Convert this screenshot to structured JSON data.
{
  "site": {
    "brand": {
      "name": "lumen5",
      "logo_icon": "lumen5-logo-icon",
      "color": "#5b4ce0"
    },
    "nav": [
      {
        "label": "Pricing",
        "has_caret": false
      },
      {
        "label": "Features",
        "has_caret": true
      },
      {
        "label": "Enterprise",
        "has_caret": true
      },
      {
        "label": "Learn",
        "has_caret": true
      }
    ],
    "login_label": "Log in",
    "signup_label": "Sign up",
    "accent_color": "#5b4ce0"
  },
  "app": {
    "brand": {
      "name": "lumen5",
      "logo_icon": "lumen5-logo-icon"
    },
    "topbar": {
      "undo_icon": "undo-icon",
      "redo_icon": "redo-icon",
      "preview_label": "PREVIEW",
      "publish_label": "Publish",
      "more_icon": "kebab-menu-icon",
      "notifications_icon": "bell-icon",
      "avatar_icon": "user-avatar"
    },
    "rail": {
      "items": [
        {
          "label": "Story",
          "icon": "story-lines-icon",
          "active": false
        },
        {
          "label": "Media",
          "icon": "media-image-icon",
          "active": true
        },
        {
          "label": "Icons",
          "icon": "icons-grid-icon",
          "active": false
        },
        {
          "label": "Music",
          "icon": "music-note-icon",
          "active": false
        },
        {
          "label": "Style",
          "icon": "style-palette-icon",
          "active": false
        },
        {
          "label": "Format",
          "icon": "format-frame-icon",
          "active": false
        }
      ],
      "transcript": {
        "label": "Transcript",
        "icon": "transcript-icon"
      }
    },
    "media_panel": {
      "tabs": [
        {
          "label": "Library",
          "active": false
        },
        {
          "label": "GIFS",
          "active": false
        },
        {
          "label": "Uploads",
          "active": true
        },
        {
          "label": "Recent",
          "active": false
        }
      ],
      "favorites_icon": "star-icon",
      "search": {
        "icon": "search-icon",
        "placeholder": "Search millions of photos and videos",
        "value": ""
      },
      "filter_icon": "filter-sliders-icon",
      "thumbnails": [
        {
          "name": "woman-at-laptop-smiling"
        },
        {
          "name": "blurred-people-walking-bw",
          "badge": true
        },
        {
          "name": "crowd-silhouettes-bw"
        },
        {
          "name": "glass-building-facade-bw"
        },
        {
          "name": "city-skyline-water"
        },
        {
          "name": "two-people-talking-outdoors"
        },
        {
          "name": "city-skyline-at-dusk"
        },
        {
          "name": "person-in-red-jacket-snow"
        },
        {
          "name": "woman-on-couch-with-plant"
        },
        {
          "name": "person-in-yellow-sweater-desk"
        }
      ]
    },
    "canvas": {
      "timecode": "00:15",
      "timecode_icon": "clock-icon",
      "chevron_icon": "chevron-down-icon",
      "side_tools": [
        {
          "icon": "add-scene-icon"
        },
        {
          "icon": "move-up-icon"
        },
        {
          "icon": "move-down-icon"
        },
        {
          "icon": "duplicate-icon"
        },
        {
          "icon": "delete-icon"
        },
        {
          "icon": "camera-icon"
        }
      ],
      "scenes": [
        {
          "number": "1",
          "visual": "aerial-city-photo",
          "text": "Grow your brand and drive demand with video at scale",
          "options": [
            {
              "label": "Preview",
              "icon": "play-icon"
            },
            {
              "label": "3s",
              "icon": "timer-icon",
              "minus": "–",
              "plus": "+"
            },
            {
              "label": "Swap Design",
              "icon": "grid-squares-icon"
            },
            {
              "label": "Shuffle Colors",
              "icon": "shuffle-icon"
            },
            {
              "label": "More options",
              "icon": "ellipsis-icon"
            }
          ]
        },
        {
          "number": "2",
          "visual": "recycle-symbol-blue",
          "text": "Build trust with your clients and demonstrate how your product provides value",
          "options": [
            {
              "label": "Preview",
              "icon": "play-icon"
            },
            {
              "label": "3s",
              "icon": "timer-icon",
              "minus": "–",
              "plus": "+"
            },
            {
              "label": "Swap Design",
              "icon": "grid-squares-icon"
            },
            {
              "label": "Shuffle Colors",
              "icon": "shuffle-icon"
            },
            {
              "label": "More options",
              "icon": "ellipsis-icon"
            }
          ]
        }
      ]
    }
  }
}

REQUIREMENTS:
Using the data above, return each line exactly as written.

EXERCISE OUTPUT:
Convert this screenshot to structured JSON data.
{
  "site": {
    "brand": {
      "name": "lumen5",
      "logo_icon": "lumen5-logo-icon",
      "color": "#5b4ce0"
    },
    "nav": [
      {
        "label": "Pricing",
        "has_caret": false
      },
      {
        "label": "Features",
        "has_caret": true
      },
      {
        "label": "Enterprise",
        "has_caret": true
      },
      {
        "label": "Learn",
        "has_caret": true
      }
    ],
    "login_label": "Log in",
    "signup_label": "Sign up",
    "accent_color": "#5b4ce0"
  },
  "app": {
    "brand": {
      "name": "lumen5",
      "logo_icon": "lumen5-logo-icon"
    },
    "topbar": {
      "undo_icon": "undo-icon",
      "redo_icon": "redo-icon",
      "preview_label": "PREVIEW",
      "publish_label": "Publish",
      "more_icon": "kebab-menu-icon",
      "notifications_icon": "bell-icon",
      "avatar_icon": "user-avatar"
    },
    "rail": {
      "items": [
        {
          "label": "Story",
          "icon": "story-lines-icon",
          "active": false
        },
        {
          "label": "Media",
          "icon": "media-image-icon",
          "active": true
        },
        {
          "label": "Icons",
          "icon": "icons-grid-icon",
          "active": false
        },
        {
          "label": "Music",
          "icon": "music-note-icon",
          "active": false
        },
        {
          "label": "Style",
          "icon": "style-palette-icon",
          "active": false
        },
        {
          "label": "Format",
          "icon": "format-frame-icon",
          "active": false
        }
      ],
      "transcript": {
        "label": "Transcript",
        "icon": "transcript-icon"
      }
    },
    "media_panel": {
      "tabs": [
        {
          "label": "Library",
          "active": false
        },
        {
          "label": "GIFS",
          "active": false
        },
        {
          "label": "Uploads",
          "active": true
        },
        {
          "label": "Recent",
          "active": false
        }
      ],
      "favorites_icon": "star-icon",
      "search": {
        "icon": "search-icon",
        "placeholder": "Search millions of photos and videos",
        "value": ""
      },
      "filter_icon": "filter-sliders-icon",
      "thumbnails": [
        {
          "name": "woman-at-laptop-smiling"
        },
        {
          "name": "blurred-people-walking-bw",
          "badge": true
        },
        {
          "name": "crowd-silhouettes-bw"
        },
        {
          "name": "glass-building-facade-bw"
        },
        {
          "name": "city-skyline-water"
        },
        {
          "name": "two-people-talking-outdoors"
        },
        {
          "name": "city-skyline-at-dusk"
        },
        {
          "name": "person-in-red-jacket-snow"
        },
        {
          "name": "woman-on-couch-with-plant"
        },
        {
          "name": "person-in-yellow-sweater-desk"
        }
      ]
    },
    "canvas": {
      "timecode": "00:15",
      "timecode_icon": "clock-icon",
      "chevron_icon": "chevron-down-icon",
      "side_tools": [
        {
          "icon": "add-scene-icon"
        },
        {
          "icon": "move-up-icon"
        },
        {
          "icon": "move-down-icon"
        },
        {
          "icon": "duplicate-icon"
        },
        {
          "icon": "delete-icon"
        },
        {
          "icon": "camera-icon"
        }
      ],
      "scenes": [
        {
          "number": "1",
          "visual": "aerial-city-photo",
          "text": "Grow your brand and drive demand with video at scale",
          "options": [
            {
              "label": "Preview",
              "icon": "play-icon"
            },
            {
              "label": "3s",
              "icon": "timer-icon",
              "minus": "–",
              "plus": "+"
            },
            {
              "label": "Swap Design",
              "icon": "grid-squares-icon"
            },
            {
              "label": "Shuffle Colors",
              "icon": "shuffle-icon"
            },
            {
              "label": "More options",
              "icon": "ellipsis-icon"
            }
          ]
        },
        {
          "number": "2",
          "visual": "recycle-symbol-blue",
          "text": "Build trust with your clients and demonstrate how your product provides value",
          "options": [
            {
              "label": "Preview",
              "icon": "play-icon"
            },
            {
              "label": "3s",
              "icon": "timer-icon",
              "minus": "–",
              "plus": "+"
            },
            {
              "label": "Swap Design",
              "icon": "grid-squares-icon"
            },
            {
              "label": "Shuffle Colors",
              "icon": "shuffle-icon"
            },
            {
              "label": "More options",
              "icon": "ellipsis-icon"
            }
          ]
        }
      ]
    }
  }
}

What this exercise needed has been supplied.